## Instruction
Make an exact copy of all the data.

(Dataset entries)
§ §
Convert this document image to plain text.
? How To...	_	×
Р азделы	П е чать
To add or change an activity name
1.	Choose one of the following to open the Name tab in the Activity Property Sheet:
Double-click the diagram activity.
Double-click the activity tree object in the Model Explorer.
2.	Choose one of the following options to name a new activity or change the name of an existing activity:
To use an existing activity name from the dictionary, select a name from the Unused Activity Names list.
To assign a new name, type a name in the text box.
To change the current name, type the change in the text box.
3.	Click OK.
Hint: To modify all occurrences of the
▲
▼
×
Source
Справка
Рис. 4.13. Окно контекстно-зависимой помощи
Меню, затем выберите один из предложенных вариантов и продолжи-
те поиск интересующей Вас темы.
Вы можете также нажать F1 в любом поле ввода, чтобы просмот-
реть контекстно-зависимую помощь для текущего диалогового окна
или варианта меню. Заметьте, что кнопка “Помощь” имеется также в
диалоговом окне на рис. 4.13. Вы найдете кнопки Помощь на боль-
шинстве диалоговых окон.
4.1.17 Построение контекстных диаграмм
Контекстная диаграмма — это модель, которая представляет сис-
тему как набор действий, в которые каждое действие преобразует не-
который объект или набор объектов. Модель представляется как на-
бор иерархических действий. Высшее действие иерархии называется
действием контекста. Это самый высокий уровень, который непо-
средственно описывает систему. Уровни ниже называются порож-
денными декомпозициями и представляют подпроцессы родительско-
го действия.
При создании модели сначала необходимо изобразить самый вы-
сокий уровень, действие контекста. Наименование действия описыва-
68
§ §
## Written response
Convert this document image to plain text.
? How To...	_	×
Р азделы	П е чать
To add or change an activity name
1.	Choose one of the following to open the Name tab in the Activity Property Sheet:
Double-click the diagram activity.
Double-click the activity tree object in the Model Explorer.
2.	Choose one of the following options to name a new activity or change the name of an existing activity:
To use an existing activity name from the dictionary, select a name from the Unused Activity Names list.
To assign a new name, type a name in the text box.
To change the current name, type the change in the text box.
3.	Click OK.
Hint: To modify all occurrences of the
▲
▼
×
Source
Справка
Рис. 4.13. Окно контекстно-зависимой помощи
Меню, затем выберите один из предложенных вариантов и продолжи-
те поиск интересующей Вас темы.
Вы можете также нажать F1 в любом поле ввода, чтобы просмот-
реть контекстно-зависимую помощь для текущего диалогового окна
или варианта меню. Заметьте, что кнопка “Помощь” имеется также в
диалоговом окне на рис. 4.13. Вы найдете кнопки Помощь на боль-
шинстве диалоговых окон.
4.1.17 Построение контекстных диаграмм
Контекстная диаграмма — это модель, которая представляет сис-
тему как набор действий, в которые каждое действие преобразует не-
который объект или набор объектов. Модель представляется как на-
бор иерархических действий. Высшее действие иерархии называется
действием контекста. Это самый высокий уровень, который непо-
средственно описывает систему. Уровни ниже называются порож-
денными декомпозициями и представляют подпроцессы родительско-
го действия.
При создании модели сначала необходимо изобразить самый вы-
сокий уровень, действие контекста. Наименование действия описыва-
68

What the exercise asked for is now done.